## MATERIAL TO PROCESS
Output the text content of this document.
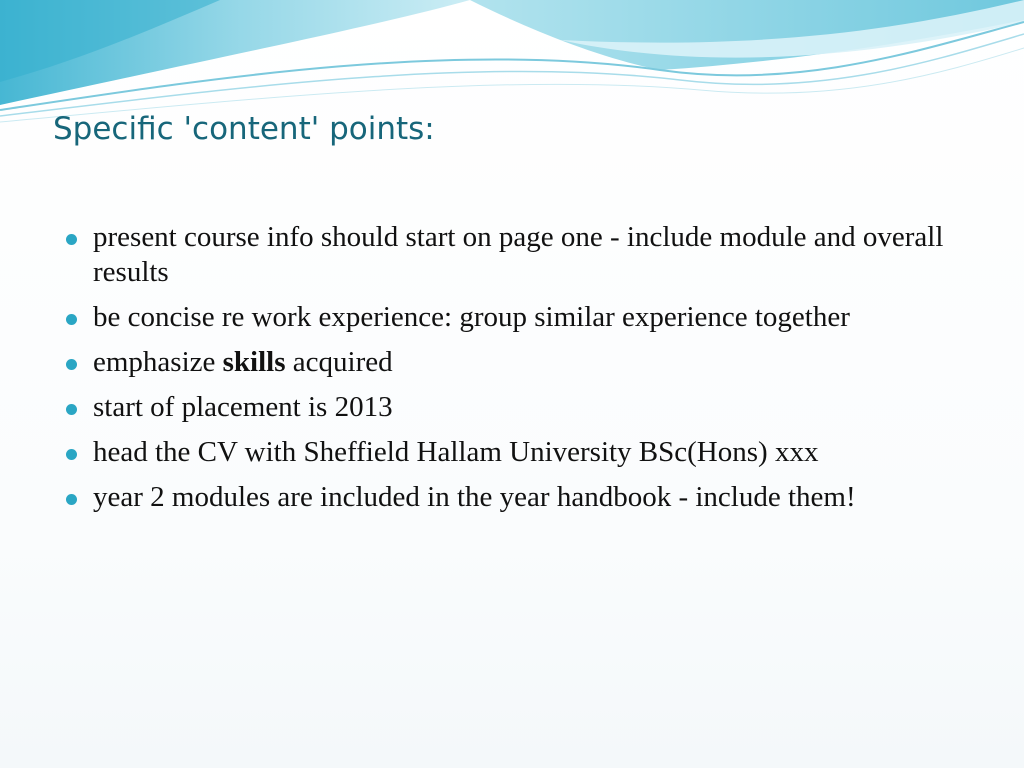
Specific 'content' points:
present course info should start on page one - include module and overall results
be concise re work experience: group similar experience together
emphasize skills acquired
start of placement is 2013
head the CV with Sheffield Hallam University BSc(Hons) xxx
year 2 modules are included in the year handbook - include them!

* * *

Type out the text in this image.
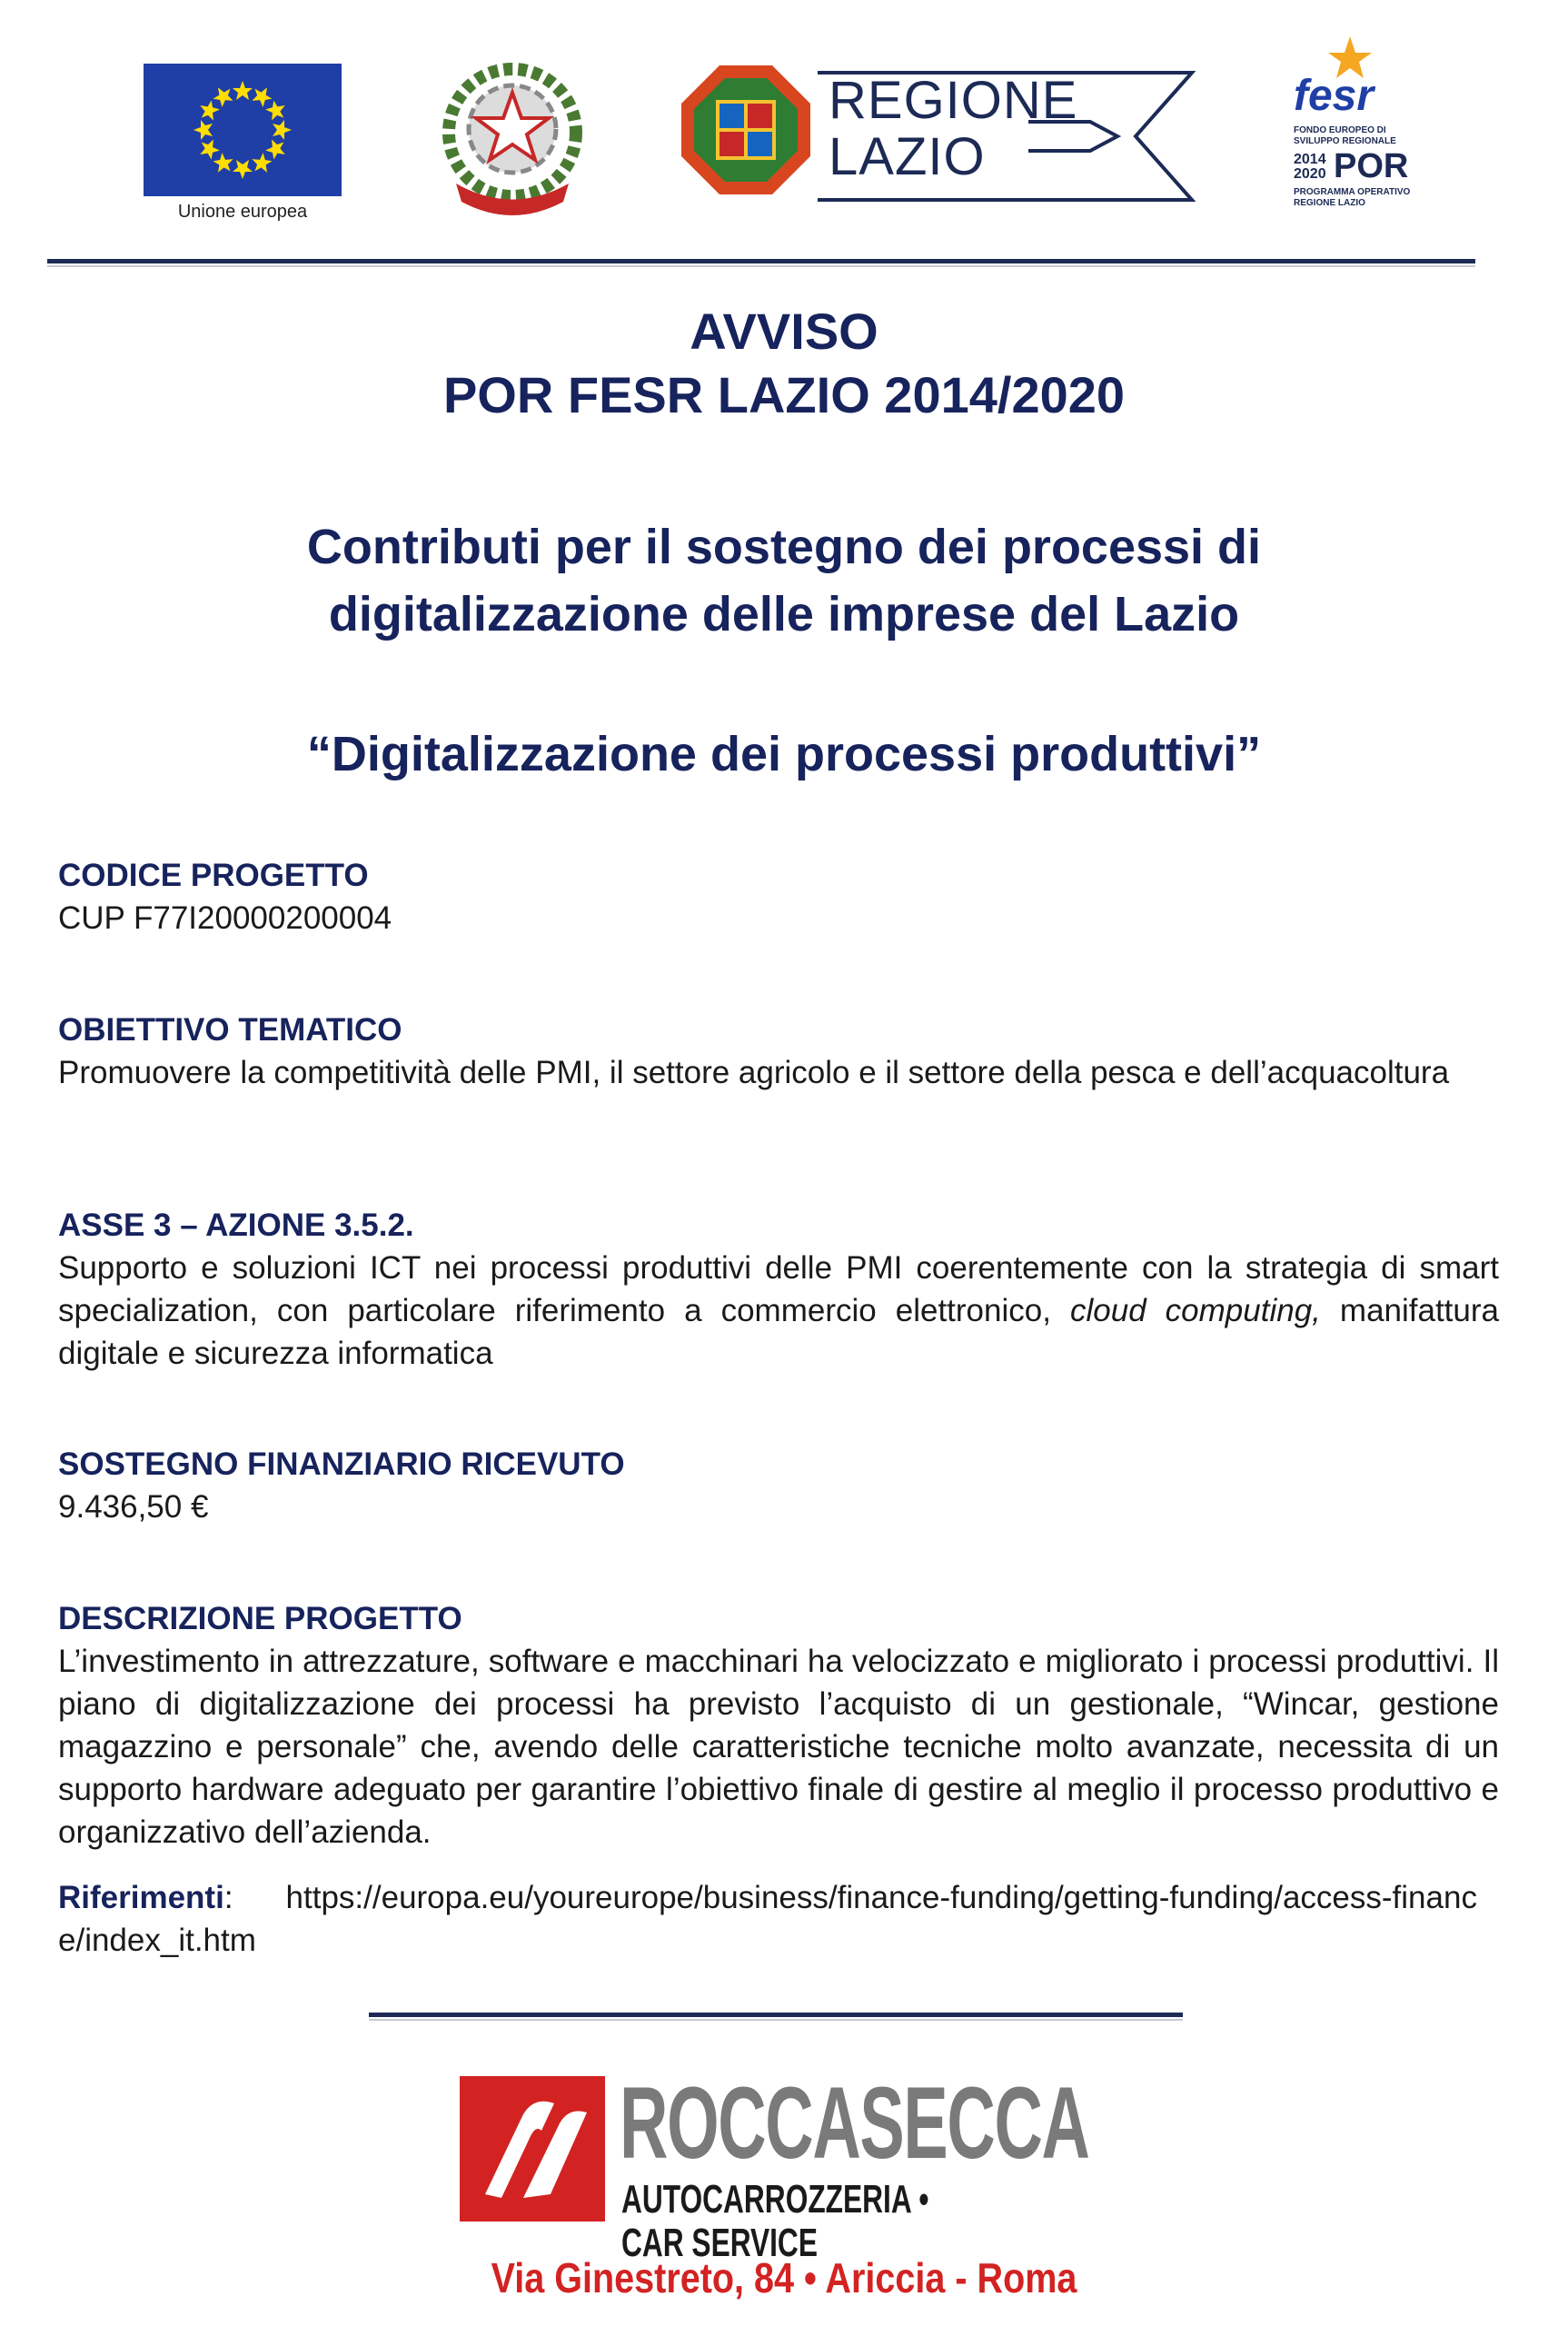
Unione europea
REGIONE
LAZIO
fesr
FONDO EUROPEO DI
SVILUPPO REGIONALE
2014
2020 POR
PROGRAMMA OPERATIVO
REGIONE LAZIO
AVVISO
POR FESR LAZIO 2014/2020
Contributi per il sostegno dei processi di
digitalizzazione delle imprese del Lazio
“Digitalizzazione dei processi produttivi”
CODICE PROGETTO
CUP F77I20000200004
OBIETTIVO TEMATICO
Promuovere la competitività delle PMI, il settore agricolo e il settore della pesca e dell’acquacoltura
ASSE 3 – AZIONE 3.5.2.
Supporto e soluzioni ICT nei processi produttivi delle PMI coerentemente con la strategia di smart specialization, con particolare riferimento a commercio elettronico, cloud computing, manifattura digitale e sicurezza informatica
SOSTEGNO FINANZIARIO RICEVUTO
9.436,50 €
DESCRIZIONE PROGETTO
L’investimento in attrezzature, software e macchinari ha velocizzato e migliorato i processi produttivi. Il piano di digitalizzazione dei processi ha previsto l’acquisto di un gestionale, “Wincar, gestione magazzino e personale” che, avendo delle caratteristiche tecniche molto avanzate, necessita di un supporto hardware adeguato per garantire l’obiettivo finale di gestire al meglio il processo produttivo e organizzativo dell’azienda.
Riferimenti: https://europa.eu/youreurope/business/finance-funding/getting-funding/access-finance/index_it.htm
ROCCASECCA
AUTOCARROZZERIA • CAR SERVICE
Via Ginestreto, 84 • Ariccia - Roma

## CHALLENGE
Find all lines with "PROGETTO" in them and copy each one.

## FULL SOLUTION
CODICE PROGETTO
DESCRIZIONE PROGETTO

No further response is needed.